(CHALLENGE): Report only the number of lines in this material that include "Maintenance".

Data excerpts
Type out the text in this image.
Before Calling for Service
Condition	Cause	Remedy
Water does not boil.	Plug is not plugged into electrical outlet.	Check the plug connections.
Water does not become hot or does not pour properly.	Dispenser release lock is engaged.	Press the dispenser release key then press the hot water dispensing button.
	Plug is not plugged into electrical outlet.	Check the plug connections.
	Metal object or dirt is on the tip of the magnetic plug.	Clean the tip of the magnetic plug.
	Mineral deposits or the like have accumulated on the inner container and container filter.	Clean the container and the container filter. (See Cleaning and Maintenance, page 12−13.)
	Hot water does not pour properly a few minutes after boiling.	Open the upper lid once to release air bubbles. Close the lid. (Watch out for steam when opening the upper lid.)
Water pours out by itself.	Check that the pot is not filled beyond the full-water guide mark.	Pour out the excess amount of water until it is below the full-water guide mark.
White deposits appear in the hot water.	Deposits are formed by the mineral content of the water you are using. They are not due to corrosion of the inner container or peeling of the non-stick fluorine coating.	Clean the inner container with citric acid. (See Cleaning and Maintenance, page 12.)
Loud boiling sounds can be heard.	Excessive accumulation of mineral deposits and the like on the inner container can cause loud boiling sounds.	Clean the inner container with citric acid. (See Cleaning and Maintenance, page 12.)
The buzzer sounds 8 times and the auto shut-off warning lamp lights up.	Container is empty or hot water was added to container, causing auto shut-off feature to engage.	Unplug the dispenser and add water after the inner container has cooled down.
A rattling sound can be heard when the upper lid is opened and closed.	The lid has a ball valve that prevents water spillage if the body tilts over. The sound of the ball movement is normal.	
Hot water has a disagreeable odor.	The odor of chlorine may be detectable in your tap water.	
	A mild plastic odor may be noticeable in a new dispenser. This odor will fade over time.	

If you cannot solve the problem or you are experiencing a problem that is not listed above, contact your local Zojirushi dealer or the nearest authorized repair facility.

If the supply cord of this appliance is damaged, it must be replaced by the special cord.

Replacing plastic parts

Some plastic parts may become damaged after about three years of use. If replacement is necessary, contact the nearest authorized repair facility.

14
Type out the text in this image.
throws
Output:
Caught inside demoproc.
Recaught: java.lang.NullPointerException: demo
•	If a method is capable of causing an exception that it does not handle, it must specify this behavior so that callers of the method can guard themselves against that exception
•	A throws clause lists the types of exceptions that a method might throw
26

(RESULT OF THIS TASK): 3